▶ _Description of the task_: Find the word "test" in the data. Return every line where it appears.

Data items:

-- Begin --

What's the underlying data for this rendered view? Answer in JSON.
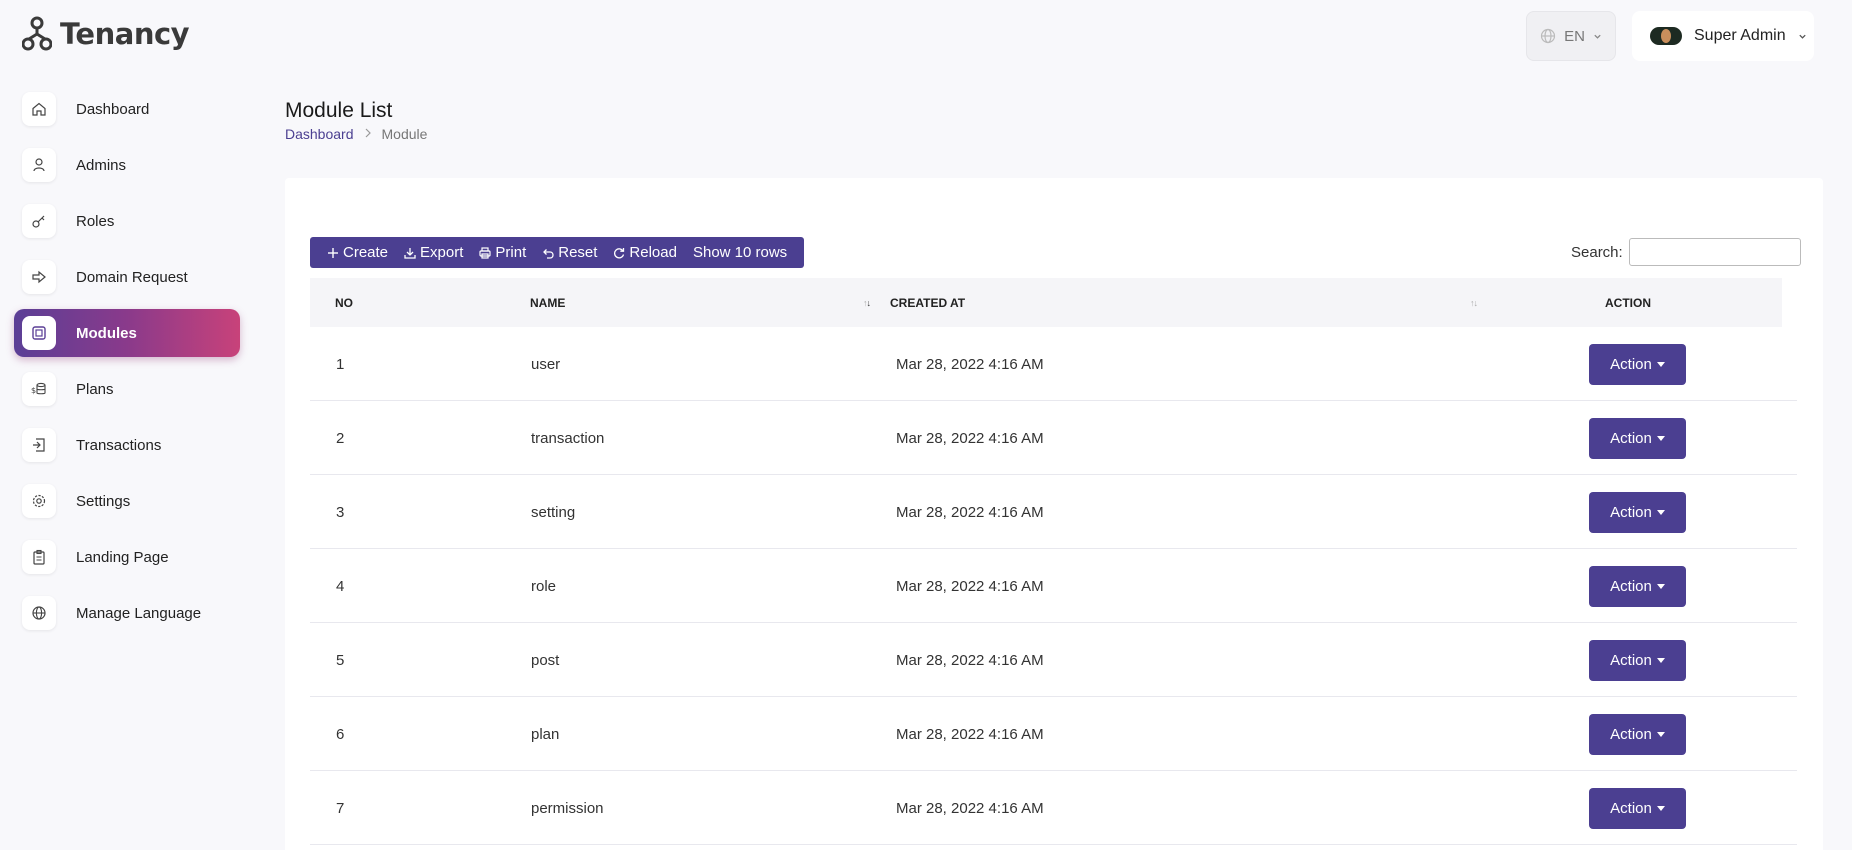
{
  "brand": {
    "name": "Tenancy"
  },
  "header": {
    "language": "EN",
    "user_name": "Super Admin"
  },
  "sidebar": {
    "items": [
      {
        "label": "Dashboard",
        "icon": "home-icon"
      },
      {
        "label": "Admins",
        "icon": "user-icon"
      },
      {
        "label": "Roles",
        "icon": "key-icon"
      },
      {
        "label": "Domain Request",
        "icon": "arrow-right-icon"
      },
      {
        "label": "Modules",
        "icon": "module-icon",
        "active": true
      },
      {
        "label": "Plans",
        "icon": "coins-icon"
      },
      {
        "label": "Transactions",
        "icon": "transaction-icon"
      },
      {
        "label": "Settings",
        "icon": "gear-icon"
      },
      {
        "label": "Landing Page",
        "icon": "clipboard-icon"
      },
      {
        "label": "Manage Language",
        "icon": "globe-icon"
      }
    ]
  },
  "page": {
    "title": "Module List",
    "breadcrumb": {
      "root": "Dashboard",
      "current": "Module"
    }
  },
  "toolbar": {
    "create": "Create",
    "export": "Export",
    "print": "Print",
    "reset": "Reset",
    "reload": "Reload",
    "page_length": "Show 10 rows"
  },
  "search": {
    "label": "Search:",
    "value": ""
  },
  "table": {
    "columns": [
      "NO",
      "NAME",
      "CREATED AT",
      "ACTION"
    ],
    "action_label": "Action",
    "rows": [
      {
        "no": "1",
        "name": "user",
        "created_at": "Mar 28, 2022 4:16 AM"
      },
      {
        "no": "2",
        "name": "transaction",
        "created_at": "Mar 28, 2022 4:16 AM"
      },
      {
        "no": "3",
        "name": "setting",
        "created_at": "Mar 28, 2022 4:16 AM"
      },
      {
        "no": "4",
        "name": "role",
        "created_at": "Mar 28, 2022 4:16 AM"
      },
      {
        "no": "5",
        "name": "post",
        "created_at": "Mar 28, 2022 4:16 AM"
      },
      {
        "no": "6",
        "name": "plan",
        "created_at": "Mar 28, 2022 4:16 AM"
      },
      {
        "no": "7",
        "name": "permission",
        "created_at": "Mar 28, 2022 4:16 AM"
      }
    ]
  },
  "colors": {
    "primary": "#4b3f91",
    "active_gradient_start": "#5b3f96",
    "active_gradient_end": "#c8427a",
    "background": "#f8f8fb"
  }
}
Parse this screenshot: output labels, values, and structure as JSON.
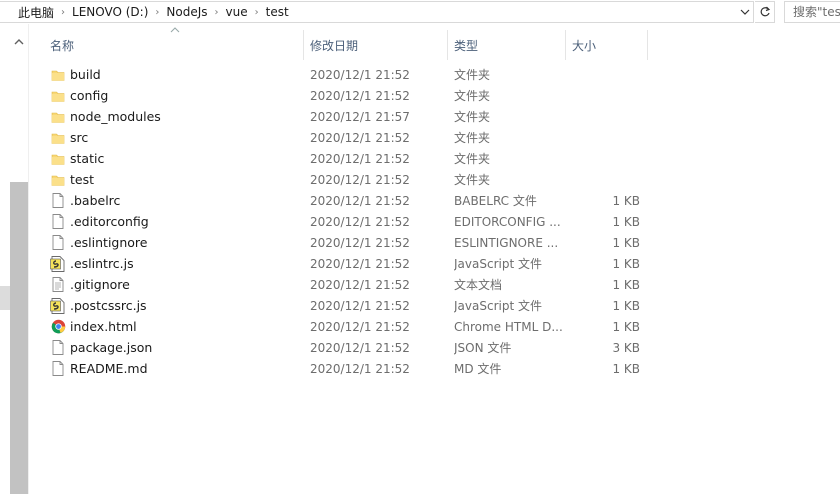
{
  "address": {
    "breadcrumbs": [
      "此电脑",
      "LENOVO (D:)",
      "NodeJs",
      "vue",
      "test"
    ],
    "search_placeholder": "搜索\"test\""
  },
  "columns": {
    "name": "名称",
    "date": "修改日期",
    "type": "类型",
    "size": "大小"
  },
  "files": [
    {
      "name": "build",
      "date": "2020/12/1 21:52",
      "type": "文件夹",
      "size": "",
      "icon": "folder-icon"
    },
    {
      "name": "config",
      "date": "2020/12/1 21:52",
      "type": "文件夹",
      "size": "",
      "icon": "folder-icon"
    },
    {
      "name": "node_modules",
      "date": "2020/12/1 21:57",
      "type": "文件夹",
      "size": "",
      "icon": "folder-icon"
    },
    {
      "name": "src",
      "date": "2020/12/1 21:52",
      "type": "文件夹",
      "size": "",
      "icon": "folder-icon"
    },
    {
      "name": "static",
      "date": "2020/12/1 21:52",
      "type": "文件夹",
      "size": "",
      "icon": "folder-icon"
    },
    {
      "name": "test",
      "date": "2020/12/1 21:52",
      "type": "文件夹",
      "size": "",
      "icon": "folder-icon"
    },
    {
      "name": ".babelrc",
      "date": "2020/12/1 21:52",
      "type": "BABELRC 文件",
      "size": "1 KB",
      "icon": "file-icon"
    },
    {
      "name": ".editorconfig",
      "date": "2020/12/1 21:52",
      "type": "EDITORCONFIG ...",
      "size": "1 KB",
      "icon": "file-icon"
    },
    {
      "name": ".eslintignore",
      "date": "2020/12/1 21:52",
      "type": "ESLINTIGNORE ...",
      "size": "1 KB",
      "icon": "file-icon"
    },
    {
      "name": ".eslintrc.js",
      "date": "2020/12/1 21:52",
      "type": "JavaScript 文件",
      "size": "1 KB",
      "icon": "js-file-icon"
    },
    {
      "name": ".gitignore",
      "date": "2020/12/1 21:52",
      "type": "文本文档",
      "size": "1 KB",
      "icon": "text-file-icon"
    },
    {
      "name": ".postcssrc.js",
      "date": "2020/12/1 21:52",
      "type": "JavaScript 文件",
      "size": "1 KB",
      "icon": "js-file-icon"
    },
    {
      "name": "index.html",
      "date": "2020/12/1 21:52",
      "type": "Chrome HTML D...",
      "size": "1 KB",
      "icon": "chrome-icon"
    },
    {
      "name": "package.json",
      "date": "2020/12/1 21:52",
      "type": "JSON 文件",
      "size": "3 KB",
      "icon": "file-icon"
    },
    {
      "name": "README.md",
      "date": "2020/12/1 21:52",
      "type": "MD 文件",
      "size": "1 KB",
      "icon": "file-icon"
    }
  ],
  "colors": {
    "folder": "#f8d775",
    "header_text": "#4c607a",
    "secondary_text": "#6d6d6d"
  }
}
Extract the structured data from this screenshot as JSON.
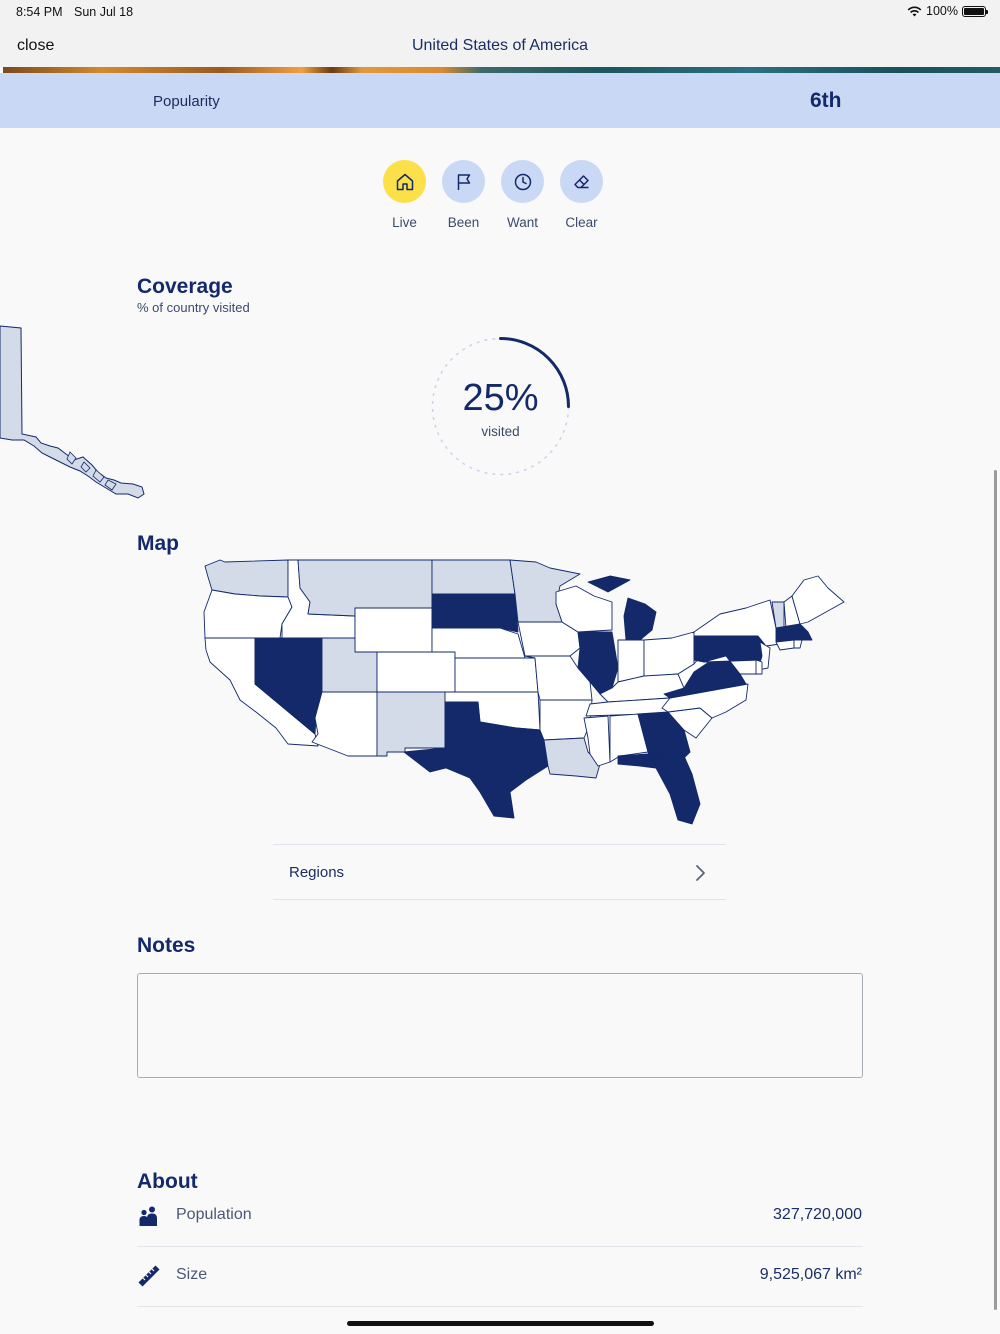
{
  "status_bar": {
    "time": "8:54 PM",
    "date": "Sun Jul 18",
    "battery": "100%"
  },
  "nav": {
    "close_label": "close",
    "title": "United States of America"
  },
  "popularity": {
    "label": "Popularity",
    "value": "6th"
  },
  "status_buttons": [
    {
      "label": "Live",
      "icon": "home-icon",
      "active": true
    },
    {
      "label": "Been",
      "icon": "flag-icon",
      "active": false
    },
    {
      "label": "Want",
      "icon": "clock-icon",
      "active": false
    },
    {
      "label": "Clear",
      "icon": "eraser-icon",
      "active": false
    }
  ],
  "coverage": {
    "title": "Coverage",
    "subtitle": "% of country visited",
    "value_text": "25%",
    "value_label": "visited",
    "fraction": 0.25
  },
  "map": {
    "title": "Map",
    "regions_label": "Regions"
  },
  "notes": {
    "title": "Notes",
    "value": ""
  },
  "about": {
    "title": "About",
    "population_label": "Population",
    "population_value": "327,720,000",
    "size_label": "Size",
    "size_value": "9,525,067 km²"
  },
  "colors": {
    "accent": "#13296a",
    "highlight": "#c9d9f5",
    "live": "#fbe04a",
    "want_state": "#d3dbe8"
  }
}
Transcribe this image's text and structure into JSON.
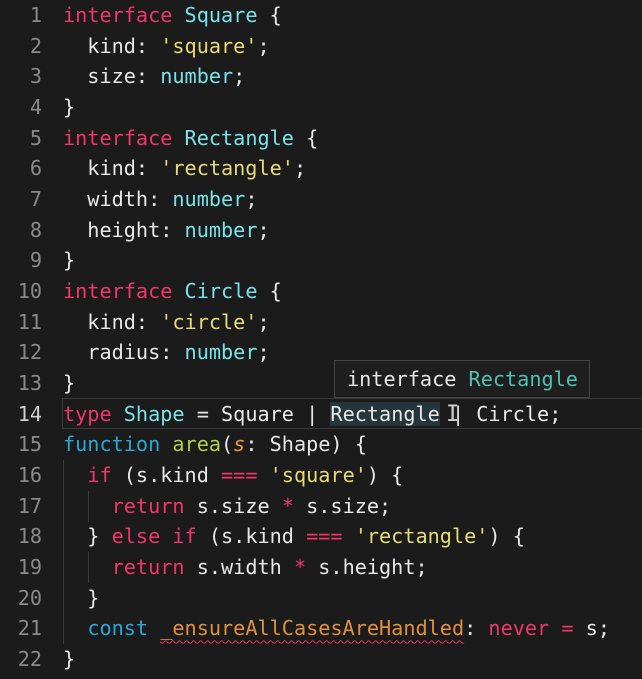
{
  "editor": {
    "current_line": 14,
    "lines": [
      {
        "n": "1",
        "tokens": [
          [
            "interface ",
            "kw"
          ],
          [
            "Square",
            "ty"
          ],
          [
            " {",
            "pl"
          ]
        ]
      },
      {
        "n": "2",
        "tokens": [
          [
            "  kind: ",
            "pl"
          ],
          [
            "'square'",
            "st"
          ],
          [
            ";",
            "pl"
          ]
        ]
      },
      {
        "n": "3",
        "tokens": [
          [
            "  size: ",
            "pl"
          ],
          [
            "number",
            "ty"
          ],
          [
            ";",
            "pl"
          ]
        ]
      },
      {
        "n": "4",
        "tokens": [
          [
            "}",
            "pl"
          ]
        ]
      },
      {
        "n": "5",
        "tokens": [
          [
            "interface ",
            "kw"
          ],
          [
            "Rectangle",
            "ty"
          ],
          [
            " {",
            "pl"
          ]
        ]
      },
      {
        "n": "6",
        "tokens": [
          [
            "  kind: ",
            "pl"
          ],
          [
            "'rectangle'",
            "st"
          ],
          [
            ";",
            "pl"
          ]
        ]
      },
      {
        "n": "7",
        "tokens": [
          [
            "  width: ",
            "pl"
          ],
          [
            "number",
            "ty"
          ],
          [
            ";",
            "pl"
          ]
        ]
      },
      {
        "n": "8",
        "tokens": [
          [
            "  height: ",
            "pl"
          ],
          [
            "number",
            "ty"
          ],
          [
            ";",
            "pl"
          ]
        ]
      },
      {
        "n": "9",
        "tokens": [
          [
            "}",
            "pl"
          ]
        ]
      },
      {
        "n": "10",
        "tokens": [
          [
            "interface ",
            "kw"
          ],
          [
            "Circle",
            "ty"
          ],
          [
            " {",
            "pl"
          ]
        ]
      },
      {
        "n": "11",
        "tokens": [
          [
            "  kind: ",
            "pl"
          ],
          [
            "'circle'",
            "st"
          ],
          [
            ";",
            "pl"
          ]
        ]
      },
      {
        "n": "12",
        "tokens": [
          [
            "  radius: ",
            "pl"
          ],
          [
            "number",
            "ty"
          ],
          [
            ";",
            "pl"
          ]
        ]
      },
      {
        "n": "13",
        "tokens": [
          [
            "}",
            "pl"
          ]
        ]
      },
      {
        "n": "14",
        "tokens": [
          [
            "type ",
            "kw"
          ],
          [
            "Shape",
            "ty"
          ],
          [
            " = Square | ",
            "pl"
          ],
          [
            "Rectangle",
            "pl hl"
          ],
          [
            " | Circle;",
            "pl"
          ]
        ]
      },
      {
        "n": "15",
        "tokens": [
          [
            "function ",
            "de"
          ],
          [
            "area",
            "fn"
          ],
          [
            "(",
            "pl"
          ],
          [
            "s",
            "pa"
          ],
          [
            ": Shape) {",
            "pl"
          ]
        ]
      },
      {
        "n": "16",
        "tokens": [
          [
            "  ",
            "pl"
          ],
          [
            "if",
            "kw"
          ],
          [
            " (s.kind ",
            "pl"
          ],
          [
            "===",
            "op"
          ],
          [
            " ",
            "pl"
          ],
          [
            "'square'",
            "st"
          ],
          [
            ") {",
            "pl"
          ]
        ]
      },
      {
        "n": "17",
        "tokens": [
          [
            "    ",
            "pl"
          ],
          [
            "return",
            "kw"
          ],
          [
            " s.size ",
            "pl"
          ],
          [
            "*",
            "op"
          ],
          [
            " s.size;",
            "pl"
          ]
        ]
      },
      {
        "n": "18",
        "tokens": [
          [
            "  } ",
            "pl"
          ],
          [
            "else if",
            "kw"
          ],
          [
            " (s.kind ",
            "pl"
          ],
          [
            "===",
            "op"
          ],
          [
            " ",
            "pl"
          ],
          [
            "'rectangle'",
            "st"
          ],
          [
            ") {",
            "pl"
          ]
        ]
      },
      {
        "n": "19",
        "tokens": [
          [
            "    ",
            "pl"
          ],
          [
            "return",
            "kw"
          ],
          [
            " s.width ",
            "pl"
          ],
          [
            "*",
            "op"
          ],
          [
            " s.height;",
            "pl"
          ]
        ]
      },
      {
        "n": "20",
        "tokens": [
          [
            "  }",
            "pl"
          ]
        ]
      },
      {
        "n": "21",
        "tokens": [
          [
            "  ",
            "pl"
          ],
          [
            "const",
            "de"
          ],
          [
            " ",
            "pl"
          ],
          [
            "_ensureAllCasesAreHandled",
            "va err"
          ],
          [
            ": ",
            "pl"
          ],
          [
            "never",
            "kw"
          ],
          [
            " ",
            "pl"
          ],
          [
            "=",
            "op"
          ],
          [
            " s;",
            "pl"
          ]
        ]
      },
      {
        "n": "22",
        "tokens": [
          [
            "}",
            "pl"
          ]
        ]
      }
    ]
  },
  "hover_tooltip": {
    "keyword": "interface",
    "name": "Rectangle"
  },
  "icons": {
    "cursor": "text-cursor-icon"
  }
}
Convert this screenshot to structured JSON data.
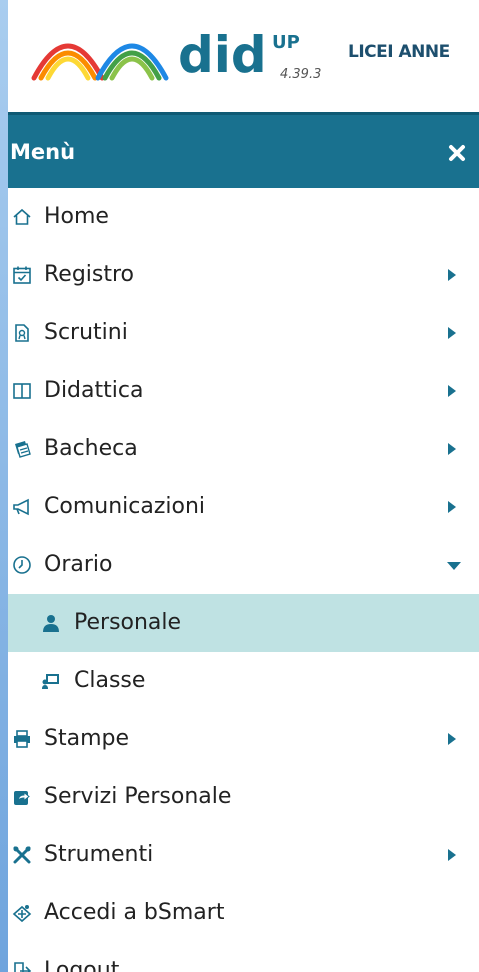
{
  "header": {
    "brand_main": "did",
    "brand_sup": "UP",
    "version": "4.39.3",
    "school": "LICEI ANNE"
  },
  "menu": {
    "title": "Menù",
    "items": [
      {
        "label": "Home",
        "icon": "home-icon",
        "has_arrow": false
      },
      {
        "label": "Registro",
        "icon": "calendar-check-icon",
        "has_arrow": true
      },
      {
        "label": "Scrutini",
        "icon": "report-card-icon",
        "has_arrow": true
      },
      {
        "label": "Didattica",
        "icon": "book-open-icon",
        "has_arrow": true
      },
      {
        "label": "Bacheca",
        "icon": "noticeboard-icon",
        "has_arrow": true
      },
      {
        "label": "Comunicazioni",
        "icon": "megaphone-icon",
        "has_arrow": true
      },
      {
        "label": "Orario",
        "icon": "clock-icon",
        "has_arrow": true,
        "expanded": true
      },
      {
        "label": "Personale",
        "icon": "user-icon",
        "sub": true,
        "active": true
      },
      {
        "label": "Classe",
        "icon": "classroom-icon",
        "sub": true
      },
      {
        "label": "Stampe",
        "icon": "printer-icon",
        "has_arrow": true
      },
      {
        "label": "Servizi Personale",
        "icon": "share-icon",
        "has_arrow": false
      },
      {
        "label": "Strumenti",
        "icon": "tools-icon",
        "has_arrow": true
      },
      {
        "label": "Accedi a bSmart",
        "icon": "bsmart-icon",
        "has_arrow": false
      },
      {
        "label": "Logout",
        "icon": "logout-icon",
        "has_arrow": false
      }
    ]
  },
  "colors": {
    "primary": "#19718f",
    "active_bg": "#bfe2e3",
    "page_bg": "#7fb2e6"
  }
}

-- End --

▶ _Response for this exercise_:
      "test"
    "search_placeholder": "搜索\"test\""
      "name": "test",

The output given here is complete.